▶ _Problem requirements_
Collect each line holding the string "sodium".

(Stored data)

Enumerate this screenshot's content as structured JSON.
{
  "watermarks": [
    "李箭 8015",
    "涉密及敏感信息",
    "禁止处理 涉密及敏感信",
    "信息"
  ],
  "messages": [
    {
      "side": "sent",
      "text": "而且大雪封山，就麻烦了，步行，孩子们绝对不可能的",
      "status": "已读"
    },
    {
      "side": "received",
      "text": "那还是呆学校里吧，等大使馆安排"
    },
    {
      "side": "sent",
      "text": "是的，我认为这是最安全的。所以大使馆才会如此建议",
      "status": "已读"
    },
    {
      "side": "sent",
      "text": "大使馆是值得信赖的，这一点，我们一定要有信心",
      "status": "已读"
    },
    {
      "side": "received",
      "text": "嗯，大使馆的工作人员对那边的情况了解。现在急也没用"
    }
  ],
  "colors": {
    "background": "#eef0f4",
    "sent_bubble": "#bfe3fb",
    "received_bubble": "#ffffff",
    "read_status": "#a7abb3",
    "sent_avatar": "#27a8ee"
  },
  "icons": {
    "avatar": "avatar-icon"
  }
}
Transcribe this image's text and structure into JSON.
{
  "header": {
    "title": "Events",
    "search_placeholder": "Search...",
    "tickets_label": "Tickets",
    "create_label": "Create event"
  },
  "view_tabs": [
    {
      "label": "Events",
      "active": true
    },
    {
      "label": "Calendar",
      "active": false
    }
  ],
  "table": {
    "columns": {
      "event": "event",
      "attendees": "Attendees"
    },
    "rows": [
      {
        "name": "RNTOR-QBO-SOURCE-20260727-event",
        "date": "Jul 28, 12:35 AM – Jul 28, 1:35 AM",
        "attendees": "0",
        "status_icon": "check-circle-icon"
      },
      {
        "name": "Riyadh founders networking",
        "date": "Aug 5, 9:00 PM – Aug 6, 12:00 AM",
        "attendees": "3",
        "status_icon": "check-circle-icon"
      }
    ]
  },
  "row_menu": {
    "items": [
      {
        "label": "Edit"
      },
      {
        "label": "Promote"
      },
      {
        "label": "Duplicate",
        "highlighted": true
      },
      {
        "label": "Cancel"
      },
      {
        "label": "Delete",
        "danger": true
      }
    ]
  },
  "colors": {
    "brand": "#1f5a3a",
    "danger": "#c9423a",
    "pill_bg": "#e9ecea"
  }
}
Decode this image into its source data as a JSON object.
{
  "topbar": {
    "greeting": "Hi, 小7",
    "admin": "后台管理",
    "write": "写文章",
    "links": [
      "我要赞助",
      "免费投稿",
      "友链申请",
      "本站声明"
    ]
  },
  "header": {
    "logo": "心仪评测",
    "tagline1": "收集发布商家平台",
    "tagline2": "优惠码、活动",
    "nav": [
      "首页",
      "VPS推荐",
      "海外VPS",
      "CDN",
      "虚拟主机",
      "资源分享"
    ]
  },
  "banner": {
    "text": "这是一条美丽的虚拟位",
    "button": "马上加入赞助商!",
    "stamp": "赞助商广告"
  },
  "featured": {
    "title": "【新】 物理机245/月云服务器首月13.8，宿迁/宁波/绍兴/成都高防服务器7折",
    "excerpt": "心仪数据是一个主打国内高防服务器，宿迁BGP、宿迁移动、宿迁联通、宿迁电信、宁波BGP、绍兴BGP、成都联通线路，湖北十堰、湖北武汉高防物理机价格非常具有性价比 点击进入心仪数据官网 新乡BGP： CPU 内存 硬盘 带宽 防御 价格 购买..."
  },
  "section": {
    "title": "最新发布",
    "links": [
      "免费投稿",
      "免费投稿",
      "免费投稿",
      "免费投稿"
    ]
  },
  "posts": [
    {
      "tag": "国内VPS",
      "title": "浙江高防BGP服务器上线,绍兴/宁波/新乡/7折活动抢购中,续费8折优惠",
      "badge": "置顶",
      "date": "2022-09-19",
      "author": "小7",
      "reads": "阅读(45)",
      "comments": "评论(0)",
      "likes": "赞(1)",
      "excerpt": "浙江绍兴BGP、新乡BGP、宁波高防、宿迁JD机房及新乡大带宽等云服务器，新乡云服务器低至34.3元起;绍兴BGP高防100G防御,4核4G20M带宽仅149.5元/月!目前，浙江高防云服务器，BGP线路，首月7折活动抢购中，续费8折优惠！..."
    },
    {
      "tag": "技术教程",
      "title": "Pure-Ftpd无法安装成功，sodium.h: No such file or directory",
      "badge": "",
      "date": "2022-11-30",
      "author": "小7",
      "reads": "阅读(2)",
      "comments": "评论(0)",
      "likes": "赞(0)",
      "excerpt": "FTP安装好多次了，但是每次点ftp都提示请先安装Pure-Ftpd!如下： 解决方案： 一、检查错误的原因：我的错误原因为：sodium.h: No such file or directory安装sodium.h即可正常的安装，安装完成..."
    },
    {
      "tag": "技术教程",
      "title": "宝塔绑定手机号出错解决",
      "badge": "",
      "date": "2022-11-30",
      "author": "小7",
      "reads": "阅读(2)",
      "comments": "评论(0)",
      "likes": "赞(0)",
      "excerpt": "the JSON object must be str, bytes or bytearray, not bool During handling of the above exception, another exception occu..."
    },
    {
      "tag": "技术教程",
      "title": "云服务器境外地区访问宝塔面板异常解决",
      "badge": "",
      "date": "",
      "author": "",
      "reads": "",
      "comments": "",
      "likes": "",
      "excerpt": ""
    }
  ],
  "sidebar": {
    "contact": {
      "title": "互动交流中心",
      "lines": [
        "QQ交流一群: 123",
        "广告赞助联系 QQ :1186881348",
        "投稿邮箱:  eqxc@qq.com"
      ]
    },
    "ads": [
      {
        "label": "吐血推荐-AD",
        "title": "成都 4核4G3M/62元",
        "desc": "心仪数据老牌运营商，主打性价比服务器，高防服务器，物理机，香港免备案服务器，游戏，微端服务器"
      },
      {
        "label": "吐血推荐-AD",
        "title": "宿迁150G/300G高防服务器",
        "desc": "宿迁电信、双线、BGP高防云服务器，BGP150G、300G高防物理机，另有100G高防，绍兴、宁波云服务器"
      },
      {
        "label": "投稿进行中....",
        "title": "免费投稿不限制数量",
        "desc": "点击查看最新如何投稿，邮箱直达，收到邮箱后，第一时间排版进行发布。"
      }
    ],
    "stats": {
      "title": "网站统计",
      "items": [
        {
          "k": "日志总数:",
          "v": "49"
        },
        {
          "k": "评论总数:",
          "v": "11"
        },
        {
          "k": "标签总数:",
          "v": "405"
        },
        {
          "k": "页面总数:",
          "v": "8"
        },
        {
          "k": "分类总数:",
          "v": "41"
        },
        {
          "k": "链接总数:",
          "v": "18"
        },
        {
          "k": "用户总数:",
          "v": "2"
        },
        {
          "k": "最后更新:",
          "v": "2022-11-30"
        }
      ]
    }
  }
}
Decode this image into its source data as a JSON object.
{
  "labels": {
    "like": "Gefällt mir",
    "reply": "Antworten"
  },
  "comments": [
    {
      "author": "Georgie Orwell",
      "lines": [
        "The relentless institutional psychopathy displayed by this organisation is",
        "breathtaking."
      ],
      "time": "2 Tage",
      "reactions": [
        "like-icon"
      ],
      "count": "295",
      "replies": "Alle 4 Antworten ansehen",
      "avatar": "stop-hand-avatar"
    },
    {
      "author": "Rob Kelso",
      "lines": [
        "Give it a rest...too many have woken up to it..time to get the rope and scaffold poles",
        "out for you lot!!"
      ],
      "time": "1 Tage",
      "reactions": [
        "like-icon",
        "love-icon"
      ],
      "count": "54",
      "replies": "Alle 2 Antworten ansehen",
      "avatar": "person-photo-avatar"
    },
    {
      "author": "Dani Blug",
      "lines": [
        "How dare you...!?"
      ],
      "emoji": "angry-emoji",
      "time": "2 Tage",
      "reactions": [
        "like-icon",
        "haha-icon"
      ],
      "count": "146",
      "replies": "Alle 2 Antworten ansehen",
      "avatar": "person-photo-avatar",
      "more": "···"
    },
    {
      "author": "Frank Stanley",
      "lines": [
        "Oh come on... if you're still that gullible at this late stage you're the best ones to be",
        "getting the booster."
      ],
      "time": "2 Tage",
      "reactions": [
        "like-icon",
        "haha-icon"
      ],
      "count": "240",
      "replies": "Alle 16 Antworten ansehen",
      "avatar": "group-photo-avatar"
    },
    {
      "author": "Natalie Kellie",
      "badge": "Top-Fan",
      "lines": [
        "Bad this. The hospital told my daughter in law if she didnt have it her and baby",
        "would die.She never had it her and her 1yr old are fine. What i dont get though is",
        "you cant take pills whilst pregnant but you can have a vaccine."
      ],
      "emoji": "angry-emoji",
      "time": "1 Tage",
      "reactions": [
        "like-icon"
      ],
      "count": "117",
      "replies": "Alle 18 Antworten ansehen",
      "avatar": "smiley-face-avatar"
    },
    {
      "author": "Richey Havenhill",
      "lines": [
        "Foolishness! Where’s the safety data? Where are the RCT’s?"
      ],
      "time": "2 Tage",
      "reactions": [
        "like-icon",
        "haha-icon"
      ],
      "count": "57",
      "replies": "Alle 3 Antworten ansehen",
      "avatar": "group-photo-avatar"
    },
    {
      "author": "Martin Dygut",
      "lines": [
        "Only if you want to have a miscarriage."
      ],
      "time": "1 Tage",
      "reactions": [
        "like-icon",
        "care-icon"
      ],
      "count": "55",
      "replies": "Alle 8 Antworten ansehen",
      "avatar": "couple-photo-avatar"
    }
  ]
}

▶ _Solution for this problem_
      "title": "Pure-Ftpd无法安装成功，sodium.h: No such file or directory",
      "excerpt": "FTP安装好多次了，但是每次点ftp都提示请先安装Pure-Ftpd!如下： 解决方案： 一、检查错误的原因：我的错误原因为：sodium.h: No such file or directory安装sodium.h即可正常的安装，安装完成..."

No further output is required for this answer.